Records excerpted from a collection
==========
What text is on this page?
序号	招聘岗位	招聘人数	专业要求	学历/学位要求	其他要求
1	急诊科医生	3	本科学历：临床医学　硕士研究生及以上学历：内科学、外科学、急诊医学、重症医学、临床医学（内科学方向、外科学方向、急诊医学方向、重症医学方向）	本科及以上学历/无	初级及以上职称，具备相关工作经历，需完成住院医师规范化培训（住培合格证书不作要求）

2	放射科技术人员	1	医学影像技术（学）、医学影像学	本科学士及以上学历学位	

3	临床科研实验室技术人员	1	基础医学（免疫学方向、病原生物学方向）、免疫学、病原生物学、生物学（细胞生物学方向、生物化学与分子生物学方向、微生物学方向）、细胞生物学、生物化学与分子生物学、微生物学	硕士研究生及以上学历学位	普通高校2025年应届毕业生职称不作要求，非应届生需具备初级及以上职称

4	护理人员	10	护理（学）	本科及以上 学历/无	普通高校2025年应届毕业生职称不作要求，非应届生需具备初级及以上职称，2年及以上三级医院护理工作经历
==========
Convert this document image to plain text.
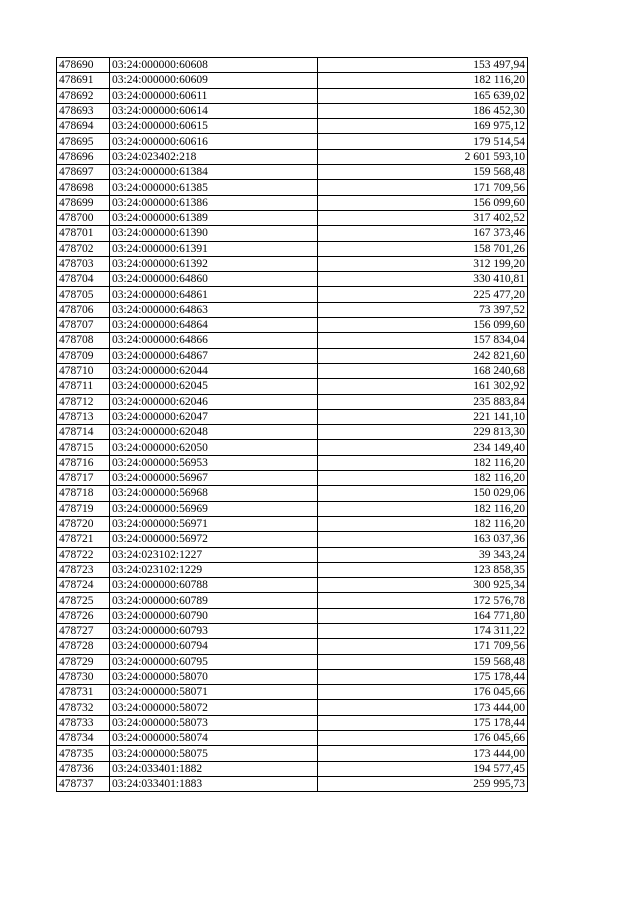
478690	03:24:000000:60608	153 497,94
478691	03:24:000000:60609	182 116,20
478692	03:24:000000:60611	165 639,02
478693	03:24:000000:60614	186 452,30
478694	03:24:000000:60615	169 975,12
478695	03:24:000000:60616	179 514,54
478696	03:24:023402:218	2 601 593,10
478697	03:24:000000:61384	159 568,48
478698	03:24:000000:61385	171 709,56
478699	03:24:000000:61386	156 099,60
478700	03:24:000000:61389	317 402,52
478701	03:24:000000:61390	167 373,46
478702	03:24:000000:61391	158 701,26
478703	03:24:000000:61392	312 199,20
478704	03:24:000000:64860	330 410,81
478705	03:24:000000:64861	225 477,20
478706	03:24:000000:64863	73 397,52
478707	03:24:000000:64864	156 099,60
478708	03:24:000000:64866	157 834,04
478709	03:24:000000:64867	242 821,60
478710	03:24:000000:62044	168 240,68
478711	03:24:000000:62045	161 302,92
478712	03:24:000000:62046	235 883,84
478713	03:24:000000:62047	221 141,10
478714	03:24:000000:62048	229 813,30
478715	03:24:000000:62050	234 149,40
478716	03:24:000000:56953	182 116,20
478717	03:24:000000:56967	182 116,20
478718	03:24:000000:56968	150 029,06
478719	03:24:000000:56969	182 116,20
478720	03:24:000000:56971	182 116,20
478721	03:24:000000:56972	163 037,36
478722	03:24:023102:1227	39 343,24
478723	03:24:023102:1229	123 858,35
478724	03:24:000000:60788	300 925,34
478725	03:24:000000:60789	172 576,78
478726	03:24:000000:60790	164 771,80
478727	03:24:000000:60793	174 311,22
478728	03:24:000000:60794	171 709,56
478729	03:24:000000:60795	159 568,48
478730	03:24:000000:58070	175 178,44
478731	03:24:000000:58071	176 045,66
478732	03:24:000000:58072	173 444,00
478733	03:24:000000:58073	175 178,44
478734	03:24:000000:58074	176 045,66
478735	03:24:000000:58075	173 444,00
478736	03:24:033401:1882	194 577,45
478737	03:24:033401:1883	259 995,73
==========
Your task:
Determine how many lines include the word "text" and report that number by itself.

Reply to the exercise:
2